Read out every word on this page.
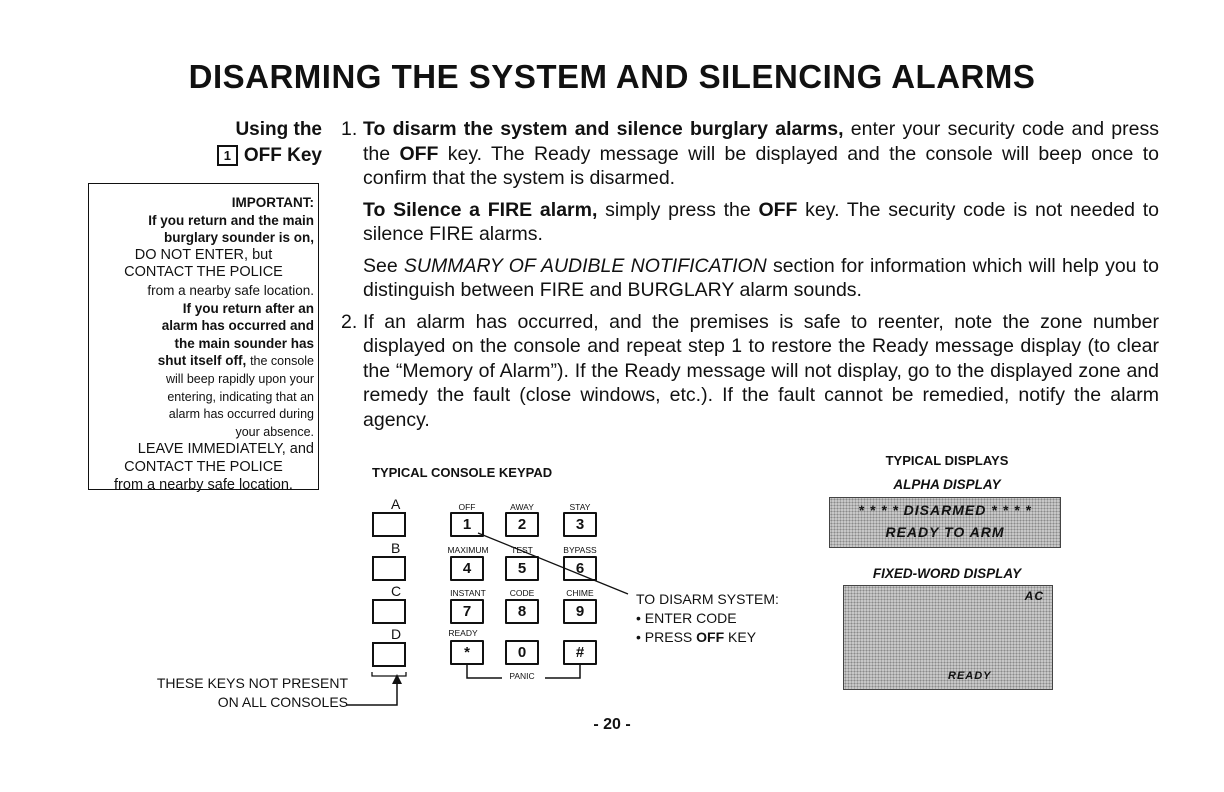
DISARMING THE SYSTEM AND SILENCING ALARMS
Using the
1 OFF Key
IMPORTANT:
If you return and the main
burglary sounder is on,
DO NOT ENTER, but
CONTACT THE POLICE
from a nearby safe location.
If you return after an
alarm has occurred and
the main sounder has
shut itself off, the console
will beep rapidly upon your
entering, indicating that an
alarm has occurred during
your absence.
LEAVE IMMEDIATELY, and
CONTACT THE POLICE
from a nearby safe location.

1. To disarm the system and silence burglary alarms, enter your security code and press the OFF key. The Ready message will be displayed and the console will beep once to confirm that the system is disarmed.

To Silence a FIRE alarm, simply press the OFF key. The security code is not needed to silence FIRE alarms.

See SUMMARY OF AUDIBLE NOTIFICATION section for information which will help you to distinguish between FIRE and BURGLARY alarm sounds.

2. If an alarm has occurred, and the premises is safe to reenter, note the zone number displayed on the console and repeat step 1 to restore the Ready message display (to clear the “Memory of Alarm”). If the Ready message will not display, go to the displayed zone and remedy the fault (close windows, etc.). If the fault cannot be remedied, notify the alarm agency.

TYPICAL CONSOLE KEYPAD
A
B
C
D
OFF	AWAY	STAY
MAXIMUM	TEST	BYPASS
INSTANT	CODE	CHIME
READY
1	2	3
4	5	6
7	8	9
*	0	#
PANIC
TO DISARM SYSTEM:
• ENTER CODE
• PRESS OFF KEY
TYPICAL DISPLAYS
ALPHA DISPLAY
* * * * DISARMED * * * *
READY TO ARM
FIXED-WORD DISPLAY
AC
READY
THESE KEYS NOT PRESENT
ON ALL CONSOLES
- 20 -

=======

Repeat each entry exactly as it appears; skip any picture.

» **Reply to the exercise**
Read out every word on this page.
DISARMING THE SYSTEM AND SILENCING ALARMS
Using the
1 OFF Key
IMPORTANT:
If you return and the main
burglary sounder is on,
DO NOT ENTER, but
CONTACT THE POLICE
from a nearby safe location.
If you return after an
alarm has occurred and
the main sounder has
shut itself off, the console
will beep rapidly upon your
entering, indicating that an
alarm has occurred during
your absence.
LEAVE IMMEDIATELY, and
CONTACT THE POLICE
from a nearby safe location.

1. To disarm the system and silence burglary alarms, enter your security code and press the OFF key. The Ready message will be displayed and the console will beep once to confirm that the system is disarmed.

To Silence a FIRE alarm, simply press the OFF key. The security code is not needed to silence FIRE alarms.

See SUMMARY OF AUDIBLE NOTIFICATION section for information which will help you to distinguish between FIRE and BURGLARY alarm sounds.

2. If an alarm has occurred, and the premises is safe to reenter, note the zone number displayed on the console and repeat step 1 to restore the Ready message display (to clear the “Memory of Alarm”). If the Ready message will not display, go to the displayed zone and remedy the fault (close windows, etc.). If the fault cannot be remedied, notify the alarm agency.

TYPICAL CONSOLE KEYPAD
A
B
C
D
OFF	AWAY	STAY
MAXIMUM	TEST	BYPASS
INSTANT	CODE	CHIME
READY
1	2	3
4	5	6
7	8	9
*	0	#
PANIC
TO DISARM SYSTEM:
• ENTER CODE
• PRESS OFF KEY
TYPICAL DISPLAYS
ALPHA DISPLAY
* * * * DISARMED * * * *
READY TO ARM
FIXED-WORD DISPLAY
AC
READY
THESE KEYS NOT PRESENT
ON ALL CONSOLES
- 20 -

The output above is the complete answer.